### Records for the exercise
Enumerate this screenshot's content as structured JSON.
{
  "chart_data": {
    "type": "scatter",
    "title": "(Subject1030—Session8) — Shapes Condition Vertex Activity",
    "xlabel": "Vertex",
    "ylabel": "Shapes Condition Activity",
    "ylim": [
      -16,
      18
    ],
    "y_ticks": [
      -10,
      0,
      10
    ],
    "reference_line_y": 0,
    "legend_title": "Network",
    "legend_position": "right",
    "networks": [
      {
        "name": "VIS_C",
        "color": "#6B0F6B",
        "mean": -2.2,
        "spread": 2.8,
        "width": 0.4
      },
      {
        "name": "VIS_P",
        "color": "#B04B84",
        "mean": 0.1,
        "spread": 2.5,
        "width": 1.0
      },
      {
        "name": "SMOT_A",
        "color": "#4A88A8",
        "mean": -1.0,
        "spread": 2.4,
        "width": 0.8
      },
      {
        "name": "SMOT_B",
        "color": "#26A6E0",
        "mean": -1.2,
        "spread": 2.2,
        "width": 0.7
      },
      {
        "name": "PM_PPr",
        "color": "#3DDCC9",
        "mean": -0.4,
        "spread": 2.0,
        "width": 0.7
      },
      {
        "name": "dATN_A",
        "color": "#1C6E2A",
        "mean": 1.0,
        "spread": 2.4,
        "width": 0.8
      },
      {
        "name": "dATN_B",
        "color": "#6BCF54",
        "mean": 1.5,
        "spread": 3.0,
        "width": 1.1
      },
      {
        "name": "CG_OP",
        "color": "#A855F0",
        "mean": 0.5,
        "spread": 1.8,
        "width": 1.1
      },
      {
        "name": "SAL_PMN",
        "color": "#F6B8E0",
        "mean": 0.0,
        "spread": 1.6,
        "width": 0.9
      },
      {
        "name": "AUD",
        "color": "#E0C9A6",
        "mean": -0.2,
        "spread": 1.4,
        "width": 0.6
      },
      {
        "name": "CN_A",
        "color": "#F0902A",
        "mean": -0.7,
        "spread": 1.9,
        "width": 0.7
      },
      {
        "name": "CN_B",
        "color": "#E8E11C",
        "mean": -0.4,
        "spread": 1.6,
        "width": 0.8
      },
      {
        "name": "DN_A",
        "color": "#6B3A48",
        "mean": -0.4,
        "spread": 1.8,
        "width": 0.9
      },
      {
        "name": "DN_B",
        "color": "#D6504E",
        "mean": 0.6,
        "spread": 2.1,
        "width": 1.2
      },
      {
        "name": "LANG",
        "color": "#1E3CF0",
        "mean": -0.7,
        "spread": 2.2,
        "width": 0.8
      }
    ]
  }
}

### Exercise objective
All of the entries above should be written out again exactly.

### Solution to the problem
Enumerate this screenshot's content as structured JSON.
{
  "chart_data": {
    "type": "scatter",
    "title": "(Subject1030—Session8) — Shapes Condition Vertex Activity",
    "xlabel": "Vertex",
    "ylabel": "Shapes Condition Activity",
    "ylim": [
      -16,
      18
    ],
    "y_ticks": [
      -10,
      0,
      10
    ],
    "reference_line_y": 0,
    "legend_title": "Network",
    "legend_position": "right",
    "networks": [
      {
        "name": "VIS_C",
        "color": "#6B0F6B",
        "mean": -2.2,
        "spread": 2.8,
        "width": 0.4
      },
      {
        "name": "VIS_P",
        "color": "#B04B84",
        "mean": 0.1,
        "spread": 2.5,
        "width": 1.0
      },
      {
        "name": "SMOT_A",
        "color": "#4A88A8",
        "mean": -1.0,
        "spread": 2.4,
        "width": 0.8
      },
      {
        "name": "SMOT_B",
        "color": "#26A6E0",
        "mean": -1.2,
        "spread": 2.2,
        "width": 0.7
      },
      {
        "name": "PM_PPr",
        "color": "#3DDCC9",
        "mean": -0.4,
        "spread": 2.0,
        "width": 0.7
      },
      {
        "name": "dATN_A",
        "color": "#1C6E2A",
        "mean": 1.0,
        "spread": 2.4,
        "width": 0.8
      },
      {
        "name": "dATN_B",
        "color": "#6BCF54",
        "mean": 1.5,
        "spread": 3.0,
        "width": 1.1
      },
      {
        "name": "CG_OP",
        "color": "#A855F0",
        "mean": 0.5,
        "spread": 1.8,
        "width": 1.1
      },
      {
        "name": "SAL_PMN",
        "color": "#F6B8E0",
        "mean": 0.0,
        "spread": 1.6,
        "width": 0.9
      },
      {
        "name": "AUD",
        "color": "#E0C9A6",
        "mean": -0.2,
        "spread": 1.4,
        "width": 0.6
      },
      {
        "name": "CN_A",
        "color": "#F0902A",
        "mean": -0.7,
        "spread": 1.9,
        "width": 0.7
      },
      {
        "name": "CN_B",
        "color": "#E8E11C",
        "mean": -0.4,
        "spread": 1.6,
        "width": 0.8
      },
      {
        "name": "DN_A",
        "color": "#6B3A48",
        "mean": -0.4,
        "spread": 1.8,
        "width": 0.9
      },
      {
        "name": "DN_B",
        "color": "#D6504E",
        "mean": 0.6,
        "spread": 2.1,
        "width": 1.2
      },
      {
        "name": "LANG",
        "color": "#1E3CF0",
        "mean": -0.7,
        "spread": 2.2,
        "width": 0.8
      }
    ]
  }
}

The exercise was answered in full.